Short task =>
The data below should be restated word for word, with every picture omitted.

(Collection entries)
——
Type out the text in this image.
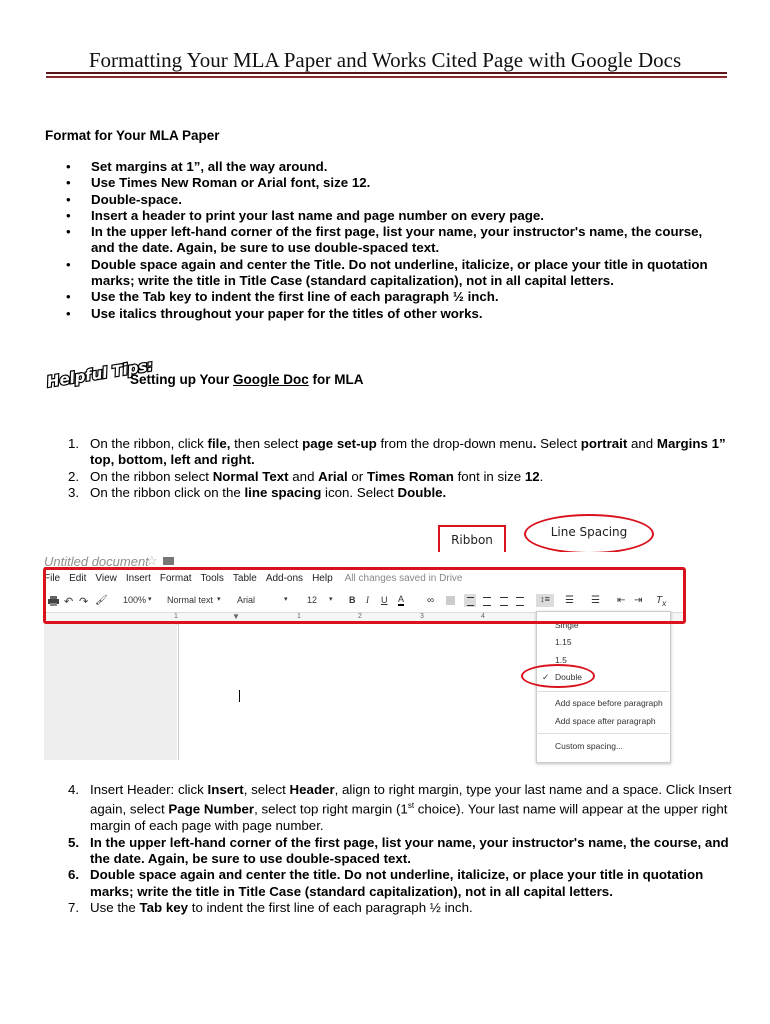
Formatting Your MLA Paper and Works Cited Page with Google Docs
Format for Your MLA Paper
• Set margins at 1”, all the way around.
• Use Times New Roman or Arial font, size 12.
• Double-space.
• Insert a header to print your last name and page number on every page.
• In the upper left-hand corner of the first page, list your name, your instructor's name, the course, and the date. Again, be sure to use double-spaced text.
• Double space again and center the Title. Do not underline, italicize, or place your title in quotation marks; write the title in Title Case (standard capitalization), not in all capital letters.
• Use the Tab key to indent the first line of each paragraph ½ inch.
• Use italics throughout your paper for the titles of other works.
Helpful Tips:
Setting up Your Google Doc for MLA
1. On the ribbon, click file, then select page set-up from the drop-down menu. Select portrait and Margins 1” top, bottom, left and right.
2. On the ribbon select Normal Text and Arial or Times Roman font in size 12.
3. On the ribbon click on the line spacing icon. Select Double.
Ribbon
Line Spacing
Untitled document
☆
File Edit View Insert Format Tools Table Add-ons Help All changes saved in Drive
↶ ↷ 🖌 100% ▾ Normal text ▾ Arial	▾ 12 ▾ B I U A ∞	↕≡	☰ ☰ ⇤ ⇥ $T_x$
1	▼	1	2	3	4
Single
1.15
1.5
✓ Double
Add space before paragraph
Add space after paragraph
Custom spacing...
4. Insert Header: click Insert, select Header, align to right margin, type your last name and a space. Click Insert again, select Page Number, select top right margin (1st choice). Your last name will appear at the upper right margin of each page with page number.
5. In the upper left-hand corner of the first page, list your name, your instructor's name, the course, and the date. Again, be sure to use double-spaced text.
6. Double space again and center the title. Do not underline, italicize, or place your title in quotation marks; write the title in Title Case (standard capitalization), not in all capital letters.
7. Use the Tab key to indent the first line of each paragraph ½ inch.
——
Worked answer =>
Type out the text in this image.
Formatting Your MLA Paper and Works Cited Page with Google Docs
Format for Your MLA Paper
• Set margins at 1”, all the way around.
• Use Times New Roman or Arial font, size 12.
• Double-space.
• Insert a header to print your last name and page number on every page.
• In the upper left-hand corner of the first page, list your name, your instructor's name, the course, and the date. Again, be sure to use double-spaced text.
• Double space again and center the Title. Do not underline, italicize, or place your title in quotation marks; write the title in Title Case (standard capitalization), not in all capital letters.
• Use the Tab key to indent the first line of each paragraph ½ inch.
• Use italics throughout your paper for the titles of other works.
Helpful Tips:
Setting up Your Google Doc for MLA
1. On the ribbon, click file, then select page set-up from the drop-down menu. Select portrait and Margins 1” top, bottom, left and right.
2. On the ribbon select Normal Text and Arial or Times Roman font in size 12.
3. On the ribbon click on the line spacing icon. Select Double.
Ribbon
Line Spacing
Untitled document
☆
File Edit View Insert Format Tools Table Add-ons Help All changes saved in Drive
↶ ↷ 🖌 100% ▾ Normal text ▾ Arial	▾ 12 ▾ B I U A ∞	↕≡	☰ ☰ ⇤ ⇥ $T_x$
1	▼	1	2	3	4
Single
1.15
1.5
✓ Double
Add space before paragraph
Add space after paragraph
Custom spacing...
4. Insert Header: click Insert, select Header, align to right margin, type your last name and a space. Click Insert again, select Page Number, select top right margin (1st choice). Your last name will appear at the upper right margin of each page with page number.
5. In the upper left-hand corner of the first page, list your name, your instructor's name, the course, and the date. Again, be sure to use double-spaced text.
6. Double space again and center the title. Do not underline, italicize, or place your title in quotation marks; write the title in Title Case (standard capitalization), not in all capital letters.
7. Use the Tab key to indent the first line of each paragraph ½ inch.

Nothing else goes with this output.